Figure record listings

● ● ● ● ● ● ●

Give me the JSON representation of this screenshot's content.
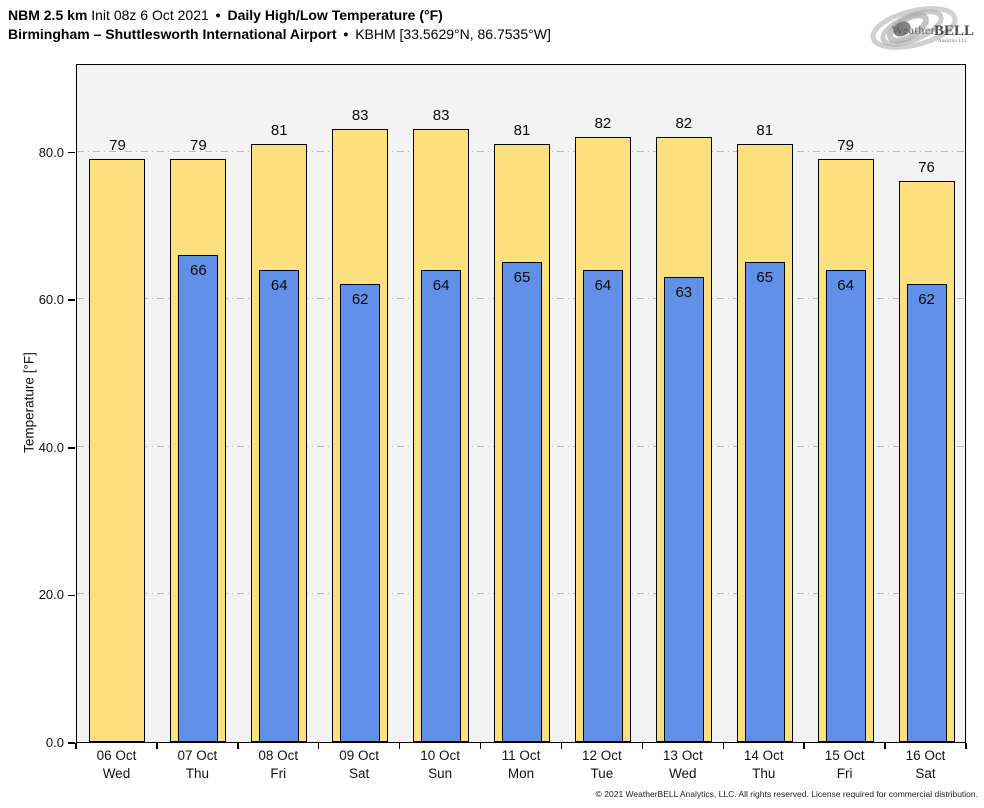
{
  "header": {
    "model": "NBM 2.5 km",
    "init": "Init 08z 6 Oct 2021",
    "sep1": "•",
    "product": "Daily High/Low Temperature (°F)",
    "station": "Birmingham – Shuttlesworth International Airport",
    "sep2": "•",
    "station_id": "KBHM [33.5629°N, 86.7535°W]"
  },
  "logo": {
    "brand_left": "Weather",
    "brand_right": "BELL",
    "brand_sub": "Analytics LLC"
  },
  "chart_data": {
    "type": "bar",
    "title": "NBM 2.5 km Daily High/Low Temperature (°F) — Birmingham KBHM",
    "ylabel": "Temperature [°F]",
    "ylim": [
      0,
      92
    ],
    "yticks": [
      0,
      20,
      40,
      60,
      80
    ],
    "ytick_labels": [
      "0.0",
      "20.0",
      "40.0",
      "60.0",
      "80.0"
    ],
    "grid": "horizontal dash-dot",
    "plot_background": "#f3f3f3",
    "bar_outline": "#000000",
    "categories": [
      {
        "date": "06 Oct",
        "day": "Wed"
      },
      {
        "date": "07 Oct",
        "day": "Thu"
      },
      {
        "date": "08 Oct",
        "day": "Fri"
      },
      {
        "date": "09 Oct",
        "day": "Sat"
      },
      {
        "date": "10 Oct",
        "day": "Sun"
      },
      {
        "date": "11 Oct",
        "day": "Mon"
      },
      {
        "date": "12 Oct",
        "day": "Tue"
      },
      {
        "date": "13 Oct",
        "day": "Wed"
      },
      {
        "date": "14 Oct",
        "day": "Thu"
      },
      {
        "date": "15 Oct",
        "day": "Fri"
      },
      {
        "date": "16 Oct",
        "day": "Sat"
      }
    ],
    "series": [
      {
        "name": "High",
        "color": "#FDE07E",
        "values": [
          79,
          79,
          81,
          83,
          83,
          81,
          82,
          82,
          81,
          79,
          76
        ]
      },
      {
        "name": "Low",
        "color": "#6190E8",
        "values": [
          null,
          66,
          64,
          62,
          64,
          65,
          64,
          63,
          65,
          64,
          62
        ]
      }
    ]
  },
  "footer": {
    "copyright": "© 2021 WeatherBELL Analytics, LLC. All rights reserved. License required for commercial distribution."
  }
}
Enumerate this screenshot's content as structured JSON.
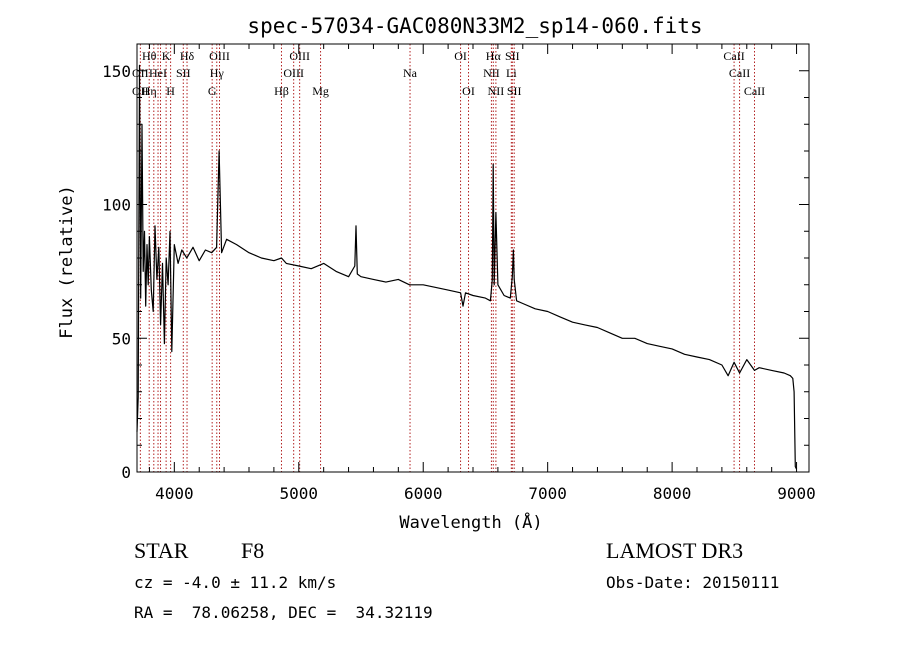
{
  "chart_data": {
    "type": "line",
    "title": "spec-57034-GAC080N33M2_sp14-060.fits",
    "xlabel": "Wavelength (Å)",
    "ylabel": "Flux (relative)",
    "xlim": [
      3700,
      9100
    ],
    "ylim": [
      0,
      160
    ],
    "xticks": [
      4000,
      5000,
      6000,
      7000,
      8000,
      9000
    ],
    "yticks": [
      0,
      50,
      100,
      150
    ],
    "grid": false,
    "line_color": "#000000",
    "marker_color": "#b22222",
    "series": [
      {
        "x": [
          3700,
          3710,
          3720,
          3730,
          3740,
          3750,
          3760,
          3770,
          3780,
          3790,
          3800,
          3815,
          3830,
          3845,
          3860,
          3875,
          3890,
          3905,
          3920,
          3935,
          3950,
          3965,
          3980,
          4000,
          4030,
          4060,
          4100,
          4150,
          4200,
          4250,
          4300,
          4340,
          4360,
          4380,
          4420,
          4500,
          4600,
          4700,
          4800,
          4861,
          4900,
          5000,
          5100,
          5200,
          5300,
          5400,
          5450,
          5460,
          5470,
          5500,
          5600,
          5700,
          5800,
          5890,
          5950,
          6000,
          6100,
          6200,
          6300,
          6320,
          6340,
          6400,
          6500,
          6540,
          6555,
          6562,
          6570,
          6584,
          6600,
          6650,
          6700,
          6716,
          6725,
          6731,
          6750,
          6800,
          6900,
          7000,
          7100,
          7200,
          7300,
          7400,
          7500,
          7600,
          7700,
          7800,
          7900,
          8000,
          8100,
          8200,
          8300,
          8400,
          8450,
          8498,
          8542,
          8600,
          8662,
          8700,
          8800,
          8900,
          8950,
          8970,
          8980,
          8990,
          9000
        ],
        "y": [
          15,
          28,
          152,
          65,
          130,
          75,
          90,
          62,
          85,
          70,
          88,
          68,
          60,
          92,
          72,
          84,
          55,
          78,
          48,
          80,
          70,
          90,
          45,
          85,
          78,
          83,
          80,
          84,
          79,
          83,
          82,
          84,
          120,
          82,
          87,
          85,
          82,
          80,
          79,
          80,
          78,
          77,
          76,
          78,
          75,
          73,
          77,
          92,
          74,
          73,
          72,
          71,
          72,
          70,
          70,
          70,
          69,
          68,
          67,
          62,
          67,
          66,
          65,
          64,
          72,
          115,
          70,
          97,
          70,
          66,
          65,
          73,
          83,
          72,
          64,
          63,
          61,
          60,
          58,
          56,
          55,
          54,
          52,
          50,
          50,
          48,
          47,
          46,
          44,
          43,
          42,
          40,
          36,
          41,
          37,
          42,
          38,
          39,
          38,
          37,
          36,
          35,
          30,
          2,
          1
        ]
      }
    ],
    "line_markers": [
      {
        "x": 3727,
        "upper": "",
        "middle": "OII",
        "lower": "OII"
      },
      {
        "x": 3798,
        "upper": "Hθ",
        "middle": "",
        "lower": "Hη"
      },
      {
        "x": 3835,
        "upper": "",
        "middle": "",
        "lower": ""
      },
      {
        "x": 3869,
        "upper": "",
        "middle": "HeI",
        "lower": ""
      },
      {
        "x": 3889,
        "upper": "",
        "middle": "",
        "lower": ""
      },
      {
        "x": 3934,
        "upper": "K",
        "middle": "",
        "lower": ""
      },
      {
        "x": 3970,
        "upper": "",
        "middle": "",
        "lower": "H"
      },
      {
        "x": 4072,
        "upper": "",
        "middle": "SII",
        "lower": ""
      },
      {
        "x": 4102,
        "upper": "Hδ",
        "middle": "",
        "lower": ""
      },
      {
        "x": 4304,
        "upper": "",
        "middle": "",
        "lower": "G"
      },
      {
        "x": 4341,
        "upper": "",
        "middle": "Hγ",
        "lower": ""
      },
      {
        "x": 4363,
        "upper": "OIII",
        "middle": "",
        "lower": ""
      },
      {
        "x": 4861,
        "upper": "",
        "middle": "",
        "lower": "Hβ"
      },
      {
        "x": 4959,
        "upper": "",
        "middle": "OIII",
        "lower": ""
      },
      {
        "x": 5007,
        "upper": "OIII",
        "middle": "",
        "lower": ""
      },
      {
        "x": 5175,
        "upper": "",
        "middle": "",
        "lower": "Mg"
      },
      {
        "x": 5894,
        "upper": "",
        "middle": "Na",
        "lower": ""
      },
      {
        "x": 6300,
        "upper": "OI",
        "middle": "",
        "lower": ""
      },
      {
        "x": 6364,
        "upper": "",
        "middle": "",
        "lower": "OI"
      },
      {
        "x": 6548,
        "upper": "",
        "middle": "NII",
        "lower": ""
      },
      {
        "x": 6563,
        "upper": "Hα",
        "middle": "",
        "lower": ""
      },
      {
        "x": 6584,
        "upper": "",
        "middle": "",
        "lower": "NII"
      },
      {
        "x": 6708,
        "upper": "",
        "middle": "Li",
        "lower": ""
      },
      {
        "x": 6716,
        "upper": "SII",
        "middle": "",
        "lower": ""
      },
      {
        "x": 6731,
        "upper": "",
        "middle": "",
        "lower": "SII"
      },
      {
        "x": 8498,
        "upper": "CaII",
        "middle": "",
        "lower": ""
      },
      {
        "x": 8542,
        "upper": "",
        "middle": "CaII",
        "lower": ""
      },
      {
        "x": 8662,
        "upper": "",
        "middle": "",
        "lower": "CaII"
      }
    ]
  },
  "footer": {
    "class_label": "STAR",
    "subclass": "F8",
    "survey": "LAMOST DR3",
    "redshift": "cz = -4.0 ± 11.2 km/s",
    "obs_date": "Obs-Date: 20150111",
    "coords": "RA =  78.06258, DEC =  34.32119"
  }
}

● ● ● ● ● ● ●

#### What is needed:
Pick out the lines containing the string "High" and show them.

#### Task output:
    "product": "Daily High/Low Temperature (°F)",
    "title": "NBM 2.5 km Daily High/Low Temperature (°F) — Birmingham KBHM",
        "name": "High",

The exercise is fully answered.